**TASK**
Look through the records that follow. Copy every line containing the word "ylabel".

**SUPPLIED MATERIAL**
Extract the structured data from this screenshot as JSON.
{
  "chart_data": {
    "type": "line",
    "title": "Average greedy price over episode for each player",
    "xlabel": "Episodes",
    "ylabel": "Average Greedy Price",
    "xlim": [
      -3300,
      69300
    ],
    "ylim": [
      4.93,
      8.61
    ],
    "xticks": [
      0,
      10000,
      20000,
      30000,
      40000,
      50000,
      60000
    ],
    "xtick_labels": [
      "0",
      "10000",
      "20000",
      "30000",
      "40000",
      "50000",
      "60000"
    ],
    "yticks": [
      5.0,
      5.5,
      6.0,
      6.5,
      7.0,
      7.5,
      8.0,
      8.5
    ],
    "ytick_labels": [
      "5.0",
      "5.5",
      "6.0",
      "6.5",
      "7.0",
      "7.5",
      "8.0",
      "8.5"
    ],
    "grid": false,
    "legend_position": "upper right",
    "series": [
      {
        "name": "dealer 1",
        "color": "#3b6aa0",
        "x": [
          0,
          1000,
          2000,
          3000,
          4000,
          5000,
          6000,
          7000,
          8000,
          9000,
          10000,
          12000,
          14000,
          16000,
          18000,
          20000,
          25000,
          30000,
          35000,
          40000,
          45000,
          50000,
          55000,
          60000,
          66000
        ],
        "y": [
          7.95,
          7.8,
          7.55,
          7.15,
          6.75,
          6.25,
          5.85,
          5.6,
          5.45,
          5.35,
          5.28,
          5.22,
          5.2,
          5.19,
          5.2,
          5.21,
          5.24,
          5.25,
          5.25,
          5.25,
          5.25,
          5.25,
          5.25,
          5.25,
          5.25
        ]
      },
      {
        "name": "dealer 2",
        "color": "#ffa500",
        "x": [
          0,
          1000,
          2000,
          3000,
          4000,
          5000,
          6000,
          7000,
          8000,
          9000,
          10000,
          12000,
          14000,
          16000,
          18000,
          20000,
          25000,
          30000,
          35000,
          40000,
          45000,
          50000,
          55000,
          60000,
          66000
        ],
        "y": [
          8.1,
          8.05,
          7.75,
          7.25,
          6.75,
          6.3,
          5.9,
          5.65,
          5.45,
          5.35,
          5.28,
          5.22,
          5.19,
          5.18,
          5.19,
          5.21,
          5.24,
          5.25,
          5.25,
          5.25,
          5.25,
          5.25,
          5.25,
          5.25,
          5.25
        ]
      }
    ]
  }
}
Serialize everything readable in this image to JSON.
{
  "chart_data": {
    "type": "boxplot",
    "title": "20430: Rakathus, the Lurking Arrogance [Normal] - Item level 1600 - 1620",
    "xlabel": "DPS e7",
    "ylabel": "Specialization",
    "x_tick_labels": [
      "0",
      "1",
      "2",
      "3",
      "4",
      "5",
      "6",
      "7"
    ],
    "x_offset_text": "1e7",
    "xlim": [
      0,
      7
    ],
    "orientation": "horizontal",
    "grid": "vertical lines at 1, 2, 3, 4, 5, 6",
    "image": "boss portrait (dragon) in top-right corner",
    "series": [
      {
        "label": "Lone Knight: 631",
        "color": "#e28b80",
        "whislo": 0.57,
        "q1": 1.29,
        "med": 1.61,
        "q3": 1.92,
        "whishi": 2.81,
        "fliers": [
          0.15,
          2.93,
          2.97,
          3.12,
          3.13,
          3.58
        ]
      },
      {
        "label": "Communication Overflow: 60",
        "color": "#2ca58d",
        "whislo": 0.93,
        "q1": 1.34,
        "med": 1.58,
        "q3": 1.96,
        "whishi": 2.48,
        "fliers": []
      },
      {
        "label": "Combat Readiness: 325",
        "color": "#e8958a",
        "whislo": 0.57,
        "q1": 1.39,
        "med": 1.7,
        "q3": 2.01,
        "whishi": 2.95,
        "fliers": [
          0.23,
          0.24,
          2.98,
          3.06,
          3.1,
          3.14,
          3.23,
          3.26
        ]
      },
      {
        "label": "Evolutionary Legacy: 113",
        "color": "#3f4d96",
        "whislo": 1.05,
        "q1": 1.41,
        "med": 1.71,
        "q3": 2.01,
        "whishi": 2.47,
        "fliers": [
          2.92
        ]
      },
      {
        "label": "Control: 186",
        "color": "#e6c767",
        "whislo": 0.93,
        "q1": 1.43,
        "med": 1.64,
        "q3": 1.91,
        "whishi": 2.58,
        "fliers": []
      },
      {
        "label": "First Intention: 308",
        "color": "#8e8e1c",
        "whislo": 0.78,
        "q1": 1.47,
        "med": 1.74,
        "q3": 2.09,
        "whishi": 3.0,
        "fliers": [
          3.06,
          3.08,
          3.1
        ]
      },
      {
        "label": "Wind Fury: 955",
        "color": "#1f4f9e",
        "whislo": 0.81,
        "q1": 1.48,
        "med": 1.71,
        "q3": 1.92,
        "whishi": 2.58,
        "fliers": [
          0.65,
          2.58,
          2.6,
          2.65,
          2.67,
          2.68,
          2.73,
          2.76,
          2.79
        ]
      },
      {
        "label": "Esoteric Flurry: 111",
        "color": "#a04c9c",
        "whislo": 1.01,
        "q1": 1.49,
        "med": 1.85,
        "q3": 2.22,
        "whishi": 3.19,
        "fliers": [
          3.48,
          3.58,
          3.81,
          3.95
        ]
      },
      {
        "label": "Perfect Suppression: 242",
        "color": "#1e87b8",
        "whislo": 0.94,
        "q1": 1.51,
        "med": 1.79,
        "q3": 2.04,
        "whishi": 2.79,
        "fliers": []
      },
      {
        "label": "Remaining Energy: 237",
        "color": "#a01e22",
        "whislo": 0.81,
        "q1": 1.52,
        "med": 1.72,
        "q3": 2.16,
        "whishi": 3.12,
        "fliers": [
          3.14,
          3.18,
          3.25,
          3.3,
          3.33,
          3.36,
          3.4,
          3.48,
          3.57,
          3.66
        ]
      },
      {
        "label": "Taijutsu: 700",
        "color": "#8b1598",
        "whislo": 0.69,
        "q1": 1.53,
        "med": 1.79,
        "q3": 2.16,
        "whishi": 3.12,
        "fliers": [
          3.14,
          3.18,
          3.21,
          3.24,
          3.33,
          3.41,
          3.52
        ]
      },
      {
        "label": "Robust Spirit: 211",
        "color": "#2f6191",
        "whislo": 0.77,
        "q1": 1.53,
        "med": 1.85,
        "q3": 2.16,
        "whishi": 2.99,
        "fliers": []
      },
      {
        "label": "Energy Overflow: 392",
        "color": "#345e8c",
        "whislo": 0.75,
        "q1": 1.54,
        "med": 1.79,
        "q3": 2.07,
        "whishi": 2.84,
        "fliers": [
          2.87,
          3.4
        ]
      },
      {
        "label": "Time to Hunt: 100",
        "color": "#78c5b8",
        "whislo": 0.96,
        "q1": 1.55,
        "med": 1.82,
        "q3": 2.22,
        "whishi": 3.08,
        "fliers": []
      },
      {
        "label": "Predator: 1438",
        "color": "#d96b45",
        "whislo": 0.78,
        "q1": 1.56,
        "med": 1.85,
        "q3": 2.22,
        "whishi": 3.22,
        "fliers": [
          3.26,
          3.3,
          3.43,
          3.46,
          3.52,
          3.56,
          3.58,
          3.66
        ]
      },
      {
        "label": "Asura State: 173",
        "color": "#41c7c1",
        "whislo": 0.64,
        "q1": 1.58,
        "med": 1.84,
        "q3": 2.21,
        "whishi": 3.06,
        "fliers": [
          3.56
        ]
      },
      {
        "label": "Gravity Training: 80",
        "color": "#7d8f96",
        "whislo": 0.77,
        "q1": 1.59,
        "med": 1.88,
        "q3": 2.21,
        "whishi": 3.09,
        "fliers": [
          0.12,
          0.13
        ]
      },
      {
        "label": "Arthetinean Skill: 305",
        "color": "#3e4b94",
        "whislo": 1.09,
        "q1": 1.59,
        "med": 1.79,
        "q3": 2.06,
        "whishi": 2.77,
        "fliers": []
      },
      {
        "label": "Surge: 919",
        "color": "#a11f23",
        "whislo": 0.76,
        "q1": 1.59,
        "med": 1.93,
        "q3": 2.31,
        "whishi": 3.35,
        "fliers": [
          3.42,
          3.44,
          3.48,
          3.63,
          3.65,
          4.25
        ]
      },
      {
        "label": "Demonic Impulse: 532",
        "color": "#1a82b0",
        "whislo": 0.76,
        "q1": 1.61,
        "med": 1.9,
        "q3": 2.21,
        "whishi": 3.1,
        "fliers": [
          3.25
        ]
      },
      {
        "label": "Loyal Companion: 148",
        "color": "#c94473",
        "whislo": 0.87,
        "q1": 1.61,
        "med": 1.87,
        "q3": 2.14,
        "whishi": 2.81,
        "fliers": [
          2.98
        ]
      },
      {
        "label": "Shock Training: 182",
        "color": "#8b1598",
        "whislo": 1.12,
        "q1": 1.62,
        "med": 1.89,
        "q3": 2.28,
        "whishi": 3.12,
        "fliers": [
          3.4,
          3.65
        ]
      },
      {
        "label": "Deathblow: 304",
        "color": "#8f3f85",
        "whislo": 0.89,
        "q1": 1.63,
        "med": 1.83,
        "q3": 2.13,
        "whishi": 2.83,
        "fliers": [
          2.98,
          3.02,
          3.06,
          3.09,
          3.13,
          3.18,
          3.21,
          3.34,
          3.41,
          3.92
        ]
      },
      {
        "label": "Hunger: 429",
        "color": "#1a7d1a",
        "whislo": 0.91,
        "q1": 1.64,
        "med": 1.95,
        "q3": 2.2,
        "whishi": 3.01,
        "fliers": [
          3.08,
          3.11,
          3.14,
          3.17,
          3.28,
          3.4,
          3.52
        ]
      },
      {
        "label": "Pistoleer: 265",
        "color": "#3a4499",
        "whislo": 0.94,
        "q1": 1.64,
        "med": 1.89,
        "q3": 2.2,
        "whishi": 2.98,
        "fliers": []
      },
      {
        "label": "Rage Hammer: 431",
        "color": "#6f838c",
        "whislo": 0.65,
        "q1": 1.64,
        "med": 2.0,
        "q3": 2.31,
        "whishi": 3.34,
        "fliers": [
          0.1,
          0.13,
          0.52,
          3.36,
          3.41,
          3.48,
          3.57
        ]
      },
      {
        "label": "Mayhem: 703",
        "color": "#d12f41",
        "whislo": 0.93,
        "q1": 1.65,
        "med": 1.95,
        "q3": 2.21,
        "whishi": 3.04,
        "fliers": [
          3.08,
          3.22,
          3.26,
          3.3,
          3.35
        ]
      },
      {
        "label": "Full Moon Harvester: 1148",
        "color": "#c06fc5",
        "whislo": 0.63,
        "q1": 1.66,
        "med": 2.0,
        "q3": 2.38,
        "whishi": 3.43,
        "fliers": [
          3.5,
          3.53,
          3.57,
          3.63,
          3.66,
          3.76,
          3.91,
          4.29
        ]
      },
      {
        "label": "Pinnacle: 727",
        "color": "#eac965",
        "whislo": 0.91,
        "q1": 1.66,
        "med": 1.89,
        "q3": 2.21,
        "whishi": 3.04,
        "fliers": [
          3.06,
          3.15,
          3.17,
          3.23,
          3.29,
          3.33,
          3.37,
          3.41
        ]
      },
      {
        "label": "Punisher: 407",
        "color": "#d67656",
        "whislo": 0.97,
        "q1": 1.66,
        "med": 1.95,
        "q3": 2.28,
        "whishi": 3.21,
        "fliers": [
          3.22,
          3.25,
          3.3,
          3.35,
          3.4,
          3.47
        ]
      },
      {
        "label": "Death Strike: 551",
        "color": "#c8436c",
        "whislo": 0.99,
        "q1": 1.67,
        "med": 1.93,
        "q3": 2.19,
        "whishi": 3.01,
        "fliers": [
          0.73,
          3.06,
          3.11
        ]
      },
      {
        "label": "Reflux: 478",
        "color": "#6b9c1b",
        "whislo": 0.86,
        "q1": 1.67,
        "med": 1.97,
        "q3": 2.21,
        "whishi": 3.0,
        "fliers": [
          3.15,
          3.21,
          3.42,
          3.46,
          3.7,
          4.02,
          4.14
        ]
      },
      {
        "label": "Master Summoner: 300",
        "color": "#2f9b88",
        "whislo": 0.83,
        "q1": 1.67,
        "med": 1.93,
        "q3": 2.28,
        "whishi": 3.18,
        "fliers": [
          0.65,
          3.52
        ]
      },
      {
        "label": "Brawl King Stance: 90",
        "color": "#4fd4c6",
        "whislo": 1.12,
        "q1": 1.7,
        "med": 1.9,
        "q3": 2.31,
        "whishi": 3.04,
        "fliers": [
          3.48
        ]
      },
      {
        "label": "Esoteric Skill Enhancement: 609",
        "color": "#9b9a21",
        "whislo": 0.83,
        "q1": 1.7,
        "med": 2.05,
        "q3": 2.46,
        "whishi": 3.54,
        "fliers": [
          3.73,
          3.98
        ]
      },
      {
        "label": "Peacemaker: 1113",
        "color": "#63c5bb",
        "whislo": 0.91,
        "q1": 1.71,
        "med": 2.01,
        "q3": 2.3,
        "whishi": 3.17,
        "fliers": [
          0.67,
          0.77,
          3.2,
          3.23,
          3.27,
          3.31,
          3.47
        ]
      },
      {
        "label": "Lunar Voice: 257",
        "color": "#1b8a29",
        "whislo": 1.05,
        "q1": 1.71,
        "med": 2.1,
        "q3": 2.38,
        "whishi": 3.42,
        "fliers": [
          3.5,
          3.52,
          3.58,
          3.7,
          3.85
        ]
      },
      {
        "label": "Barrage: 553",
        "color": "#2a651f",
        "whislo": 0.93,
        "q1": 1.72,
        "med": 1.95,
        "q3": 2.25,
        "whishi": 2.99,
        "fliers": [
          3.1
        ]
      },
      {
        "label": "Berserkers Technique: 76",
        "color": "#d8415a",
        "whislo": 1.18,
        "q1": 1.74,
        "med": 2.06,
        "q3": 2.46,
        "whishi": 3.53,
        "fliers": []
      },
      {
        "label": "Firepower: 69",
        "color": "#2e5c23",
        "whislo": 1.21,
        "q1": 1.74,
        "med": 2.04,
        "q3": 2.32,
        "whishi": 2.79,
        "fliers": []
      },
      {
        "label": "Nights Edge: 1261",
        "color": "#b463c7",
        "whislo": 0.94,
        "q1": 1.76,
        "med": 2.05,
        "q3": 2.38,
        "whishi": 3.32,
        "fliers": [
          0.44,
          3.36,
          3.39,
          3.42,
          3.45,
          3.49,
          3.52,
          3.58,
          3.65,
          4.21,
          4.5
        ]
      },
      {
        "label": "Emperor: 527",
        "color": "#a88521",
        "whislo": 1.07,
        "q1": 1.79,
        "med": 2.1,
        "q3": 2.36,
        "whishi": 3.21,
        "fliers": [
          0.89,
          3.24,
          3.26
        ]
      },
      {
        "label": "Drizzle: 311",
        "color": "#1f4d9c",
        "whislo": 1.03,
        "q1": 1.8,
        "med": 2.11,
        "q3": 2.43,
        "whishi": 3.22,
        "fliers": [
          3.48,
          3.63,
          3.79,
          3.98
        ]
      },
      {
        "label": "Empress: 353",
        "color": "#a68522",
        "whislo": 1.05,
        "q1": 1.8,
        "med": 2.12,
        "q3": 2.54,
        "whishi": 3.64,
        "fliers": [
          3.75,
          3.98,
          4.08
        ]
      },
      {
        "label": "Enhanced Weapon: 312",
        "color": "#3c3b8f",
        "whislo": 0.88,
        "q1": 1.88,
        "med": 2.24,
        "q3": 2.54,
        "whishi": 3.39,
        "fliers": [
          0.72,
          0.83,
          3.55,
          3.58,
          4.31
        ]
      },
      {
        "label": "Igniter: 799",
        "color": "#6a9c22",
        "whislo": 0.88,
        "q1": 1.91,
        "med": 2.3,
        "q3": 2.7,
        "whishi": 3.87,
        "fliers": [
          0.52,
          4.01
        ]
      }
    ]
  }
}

**THE RESULT**
    "ylabel": "Average Greedy Price",
    "ylabel": "Specialization",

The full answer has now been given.